**Exercise details**. Copy out the lines below, swapping every "eye-icon" for "visibility-icon" and leaving everything else the same.

**Input for this task**.
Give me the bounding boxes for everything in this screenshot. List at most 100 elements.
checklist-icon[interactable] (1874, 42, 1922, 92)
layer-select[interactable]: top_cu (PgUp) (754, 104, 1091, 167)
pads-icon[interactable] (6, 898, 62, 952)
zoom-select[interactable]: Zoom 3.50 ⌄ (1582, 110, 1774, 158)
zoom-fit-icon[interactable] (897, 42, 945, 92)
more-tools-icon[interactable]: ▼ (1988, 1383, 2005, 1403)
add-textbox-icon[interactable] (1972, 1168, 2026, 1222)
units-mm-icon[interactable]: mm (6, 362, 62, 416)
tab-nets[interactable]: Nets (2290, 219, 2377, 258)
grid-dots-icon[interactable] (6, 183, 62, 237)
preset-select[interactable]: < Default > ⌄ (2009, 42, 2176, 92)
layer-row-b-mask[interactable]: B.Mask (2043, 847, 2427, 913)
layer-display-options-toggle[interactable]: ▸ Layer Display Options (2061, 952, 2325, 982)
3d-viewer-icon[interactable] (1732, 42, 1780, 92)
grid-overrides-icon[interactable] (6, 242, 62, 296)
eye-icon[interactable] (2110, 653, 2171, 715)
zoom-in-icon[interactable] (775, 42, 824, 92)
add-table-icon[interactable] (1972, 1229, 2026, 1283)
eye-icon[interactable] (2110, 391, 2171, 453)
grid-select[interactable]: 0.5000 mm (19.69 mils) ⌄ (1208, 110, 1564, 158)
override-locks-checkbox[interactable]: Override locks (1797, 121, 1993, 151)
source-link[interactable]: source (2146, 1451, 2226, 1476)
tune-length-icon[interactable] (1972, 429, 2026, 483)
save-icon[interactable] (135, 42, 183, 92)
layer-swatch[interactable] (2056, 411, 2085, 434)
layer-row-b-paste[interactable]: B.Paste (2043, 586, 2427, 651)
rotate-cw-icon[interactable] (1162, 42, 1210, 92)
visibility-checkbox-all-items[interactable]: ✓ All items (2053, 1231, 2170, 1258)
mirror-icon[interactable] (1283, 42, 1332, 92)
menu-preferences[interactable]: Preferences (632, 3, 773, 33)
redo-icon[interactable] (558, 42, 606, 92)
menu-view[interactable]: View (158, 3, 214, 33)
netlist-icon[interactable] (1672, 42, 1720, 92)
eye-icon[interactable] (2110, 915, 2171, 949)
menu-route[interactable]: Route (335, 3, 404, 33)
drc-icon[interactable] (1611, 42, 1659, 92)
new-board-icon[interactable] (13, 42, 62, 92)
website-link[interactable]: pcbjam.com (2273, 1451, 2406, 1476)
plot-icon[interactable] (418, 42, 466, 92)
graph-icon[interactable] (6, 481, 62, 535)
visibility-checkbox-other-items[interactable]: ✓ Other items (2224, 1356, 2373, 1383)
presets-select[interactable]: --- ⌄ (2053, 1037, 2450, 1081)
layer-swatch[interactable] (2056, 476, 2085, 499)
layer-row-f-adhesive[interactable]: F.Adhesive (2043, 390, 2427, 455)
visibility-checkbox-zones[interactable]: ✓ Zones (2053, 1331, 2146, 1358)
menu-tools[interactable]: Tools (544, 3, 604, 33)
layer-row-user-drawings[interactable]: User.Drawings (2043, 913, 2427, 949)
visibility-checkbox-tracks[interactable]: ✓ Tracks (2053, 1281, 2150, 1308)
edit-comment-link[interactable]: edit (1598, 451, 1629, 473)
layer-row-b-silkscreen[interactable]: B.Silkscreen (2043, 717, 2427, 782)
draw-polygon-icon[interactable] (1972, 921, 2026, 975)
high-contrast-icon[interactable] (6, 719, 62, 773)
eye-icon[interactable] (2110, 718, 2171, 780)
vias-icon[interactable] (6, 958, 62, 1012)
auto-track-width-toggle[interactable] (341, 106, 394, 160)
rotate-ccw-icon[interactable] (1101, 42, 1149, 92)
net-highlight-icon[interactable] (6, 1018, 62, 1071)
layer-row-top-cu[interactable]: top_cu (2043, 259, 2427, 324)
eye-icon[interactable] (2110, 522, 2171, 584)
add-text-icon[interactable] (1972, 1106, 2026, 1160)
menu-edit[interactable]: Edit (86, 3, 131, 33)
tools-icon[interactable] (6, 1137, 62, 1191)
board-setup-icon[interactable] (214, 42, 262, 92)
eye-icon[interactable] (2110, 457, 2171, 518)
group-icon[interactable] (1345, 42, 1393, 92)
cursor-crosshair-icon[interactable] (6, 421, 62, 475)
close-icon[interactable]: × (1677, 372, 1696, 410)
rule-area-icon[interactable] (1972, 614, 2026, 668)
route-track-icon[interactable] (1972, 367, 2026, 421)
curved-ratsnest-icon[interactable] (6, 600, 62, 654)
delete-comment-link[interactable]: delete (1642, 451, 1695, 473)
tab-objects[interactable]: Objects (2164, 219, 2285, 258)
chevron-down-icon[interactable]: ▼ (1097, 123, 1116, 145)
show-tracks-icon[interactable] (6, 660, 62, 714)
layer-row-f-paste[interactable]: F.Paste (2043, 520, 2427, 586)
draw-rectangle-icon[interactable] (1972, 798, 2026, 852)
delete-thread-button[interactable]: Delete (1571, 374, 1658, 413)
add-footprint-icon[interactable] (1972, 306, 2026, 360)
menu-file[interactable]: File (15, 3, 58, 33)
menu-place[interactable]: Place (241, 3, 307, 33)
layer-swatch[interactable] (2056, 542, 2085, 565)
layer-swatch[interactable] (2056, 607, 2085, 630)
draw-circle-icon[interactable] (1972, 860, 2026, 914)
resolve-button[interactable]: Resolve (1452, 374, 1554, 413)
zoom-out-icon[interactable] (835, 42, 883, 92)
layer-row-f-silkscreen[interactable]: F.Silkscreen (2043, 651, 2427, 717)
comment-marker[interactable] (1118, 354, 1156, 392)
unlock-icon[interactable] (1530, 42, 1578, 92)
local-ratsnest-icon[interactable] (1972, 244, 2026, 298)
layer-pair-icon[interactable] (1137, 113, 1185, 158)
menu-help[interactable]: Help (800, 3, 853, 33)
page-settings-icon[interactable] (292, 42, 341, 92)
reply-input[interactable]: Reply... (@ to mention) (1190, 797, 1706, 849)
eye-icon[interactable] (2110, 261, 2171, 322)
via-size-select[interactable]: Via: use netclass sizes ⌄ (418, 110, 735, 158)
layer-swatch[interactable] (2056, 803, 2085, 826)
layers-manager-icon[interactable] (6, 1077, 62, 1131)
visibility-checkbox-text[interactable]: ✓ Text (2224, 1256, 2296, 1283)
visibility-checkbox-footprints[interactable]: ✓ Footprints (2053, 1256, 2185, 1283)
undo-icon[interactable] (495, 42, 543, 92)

**Written response**.
Give me the bounding boxes for everything in this screenshot. List at most 100 elements.
checklist-icon[interactable] (1874, 42, 1922, 92)
layer-select[interactable]: top_cu (PgUp) (754, 104, 1091, 167)
pads-icon[interactable] (6, 898, 62, 952)
zoom-select[interactable]: Zoom 3.50 ⌄ (1582, 110, 1774, 158)
zoom-fit-icon[interactable] (897, 42, 945, 92)
more-tools-icon[interactable]: ▼ (1988, 1383, 2005, 1403)
add-textbox-icon[interactable] (1972, 1168, 2026, 1222)
units-mm-icon[interactable]: mm (6, 362, 62, 416)
tab-nets[interactable]: Nets (2290, 219, 2377, 258)
grid-dots-icon[interactable] (6, 183, 62, 237)
preset-select[interactable]: < Default > ⌄ (2009, 42, 2176, 92)
layer-row-b-mask[interactable]: B.Mask (2043, 847, 2427, 913)
layer-display-options-toggle[interactable]: ▸ Layer Display Options (2061, 952, 2325, 982)
3d-viewer-icon[interactable] (1732, 42, 1780, 92)
grid-overrides-icon[interactable] (6, 242, 62, 296)
visibility-icon[interactable] (2110, 653, 2171, 715)
zoom-in-icon[interactable] (775, 42, 824, 92)
add-table-icon[interactable] (1972, 1229, 2026, 1283)
visibility-icon[interactable] (2110, 391, 2171, 453)
grid-select[interactable]: 0.5000 mm (19.69 mils) ⌄ (1208, 110, 1564, 158)
override-locks-checkbox[interactable]: Override locks (1797, 121, 1993, 151)
source-link[interactable]: source (2146, 1451, 2226, 1476)
tune-length-icon[interactable] (1972, 429, 2026, 483)
save-icon[interactable] (135, 42, 183, 92)
layer-swatch[interactable] (2056, 411, 2085, 434)
layer-row-b-paste[interactable]: B.Paste (2043, 586, 2427, 651)
rotate-cw-icon[interactable] (1162, 42, 1210, 92)
visibility-checkbox-all-items[interactable]: ✓ All items (2053, 1231, 2170, 1258)
mirror-icon[interactable] (1283, 42, 1332, 92)
menu-preferences[interactable]: Preferences (632, 3, 773, 33)
redo-icon[interactable] (558, 42, 606, 92)
menu-view[interactable]: View (158, 3, 214, 33)
netlist-icon[interactable] (1672, 42, 1720, 92)
visibility-icon[interactable] (2110, 915, 2171, 949)
menu-route[interactable]: Route (335, 3, 404, 33)
drc-icon[interactable] (1611, 42, 1659, 92)
new-board-icon[interactable] (13, 42, 62, 92)
website-link[interactable]: pcbjam.com (2273, 1451, 2406, 1476)
plot-icon[interactable] (418, 42, 466, 92)
graph-icon[interactable] (6, 481, 62, 535)
visibility-checkbox-other-items[interactable]: ✓ Other items (2224, 1356, 2373, 1383)
presets-select[interactable]: --- ⌄ (2053, 1037, 2450, 1081)
layer-swatch[interactable] (2056, 476, 2085, 499)
layer-row-f-adhesive[interactable]: F.Adhesive (2043, 390, 2427, 455)
visibility-checkbox-zones[interactable]: ✓ Zones (2053, 1331, 2146, 1358)
menu-tools[interactable]: Tools (544, 3, 604, 33)
layer-row-user-drawings[interactable]: User.Drawings (2043, 913, 2427, 949)
visibility-checkbox-tracks[interactable]: ✓ Tracks (2053, 1281, 2150, 1308)
edit-comment-link[interactable]: edit (1598, 451, 1629, 473)
layer-row-b-silkscreen[interactable]: B.Silkscreen (2043, 717, 2427, 782)
draw-polygon-icon[interactable] (1972, 921, 2026, 975)
high-contrast-icon[interactable] (6, 719, 62, 773)
visibility-icon[interactable] (2110, 718, 2171, 780)
vias-icon[interactable] (6, 958, 62, 1012)
auto-track-width-toggle[interactable] (341, 106, 394, 160)
rotate-ccw-icon[interactable] (1101, 42, 1149, 92)
net-highlight-icon[interactable] (6, 1018, 62, 1071)
layer-row-top-cu[interactable]: top_cu (2043, 259, 2427, 324)
visibility-icon[interactable] (2110, 522, 2171, 584)
add-text-icon[interactable] (1972, 1106, 2026, 1160)
menu-edit[interactable]: Edit (86, 3, 131, 33)
tools-icon[interactable] (6, 1137, 62, 1191)
board-setup-icon[interactable] (214, 42, 262, 92)
visibility-icon[interactable] (2110, 457, 2171, 518)
group-icon[interactable] (1345, 42, 1393, 92)
cursor-crosshair-icon[interactable] (6, 421, 62, 475)
close-icon[interactable]: × (1677, 372, 1696, 410)
rule-area-icon[interactable] (1972, 614, 2026, 668)
route-track-icon[interactable] (1972, 367, 2026, 421)
curved-ratsnest-icon[interactable] (6, 600, 62, 654)
delete-comment-link[interactable]: delete (1642, 451, 1695, 473)
tab-objects[interactable]: Objects (2164, 219, 2285, 258)
chevron-down-icon[interactable]: ▼ (1097, 123, 1116, 145)
show-tracks-icon[interactable] (6, 660, 62, 714)
layer-row-f-paste[interactable]: F.Paste (2043, 520, 2427, 586)
draw-rectangle-icon[interactable] (1972, 798, 2026, 852)
delete-thread-button[interactable]: Delete (1571, 374, 1658, 413)
add-footprint-icon[interactable] (1972, 306, 2026, 360)
menu-file[interactable]: File (15, 3, 58, 33)
menu-place[interactable]: Place (241, 3, 307, 33)
layer-swatch[interactable] (2056, 542, 2085, 565)
layer-swatch[interactable] (2056, 607, 2085, 630)
draw-circle-icon[interactable] (1972, 860, 2026, 914)
resolve-button[interactable]: Resolve (1452, 374, 1554, 413)
zoom-out-icon[interactable] (835, 42, 883, 92)
layer-row-f-silkscreen[interactable]: F.Silkscreen (2043, 651, 2427, 717)
comment-marker[interactable] (1118, 354, 1156, 392)
unlock-icon[interactable] (1530, 42, 1578, 92)
local-ratsnest-icon[interactable] (1972, 244, 2026, 298)
layer-pair-icon[interactable] (1137, 113, 1185, 158)
menu-help[interactable]: Help (800, 3, 853, 33)
page-settings-icon[interactable] (292, 42, 341, 92)
reply-input[interactable]: Reply... (@ to mention) (1190, 797, 1706, 849)
visibility-icon[interactable] (2110, 261, 2171, 322)
via-size-select[interactable]: Via: use netclass sizes ⌄ (418, 110, 735, 158)
layer-swatch[interactable] (2056, 803, 2085, 826)
layers-manager-icon[interactable] (6, 1077, 62, 1131)
visibility-checkbox-text[interactable]: ✓ Text (2224, 1256, 2296, 1283)
visibility-checkbox-footprints[interactable]: ✓ Footprints (2053, 1256, 2185, 1283)
undo-icon[interactable] (495, 42, 543, 92)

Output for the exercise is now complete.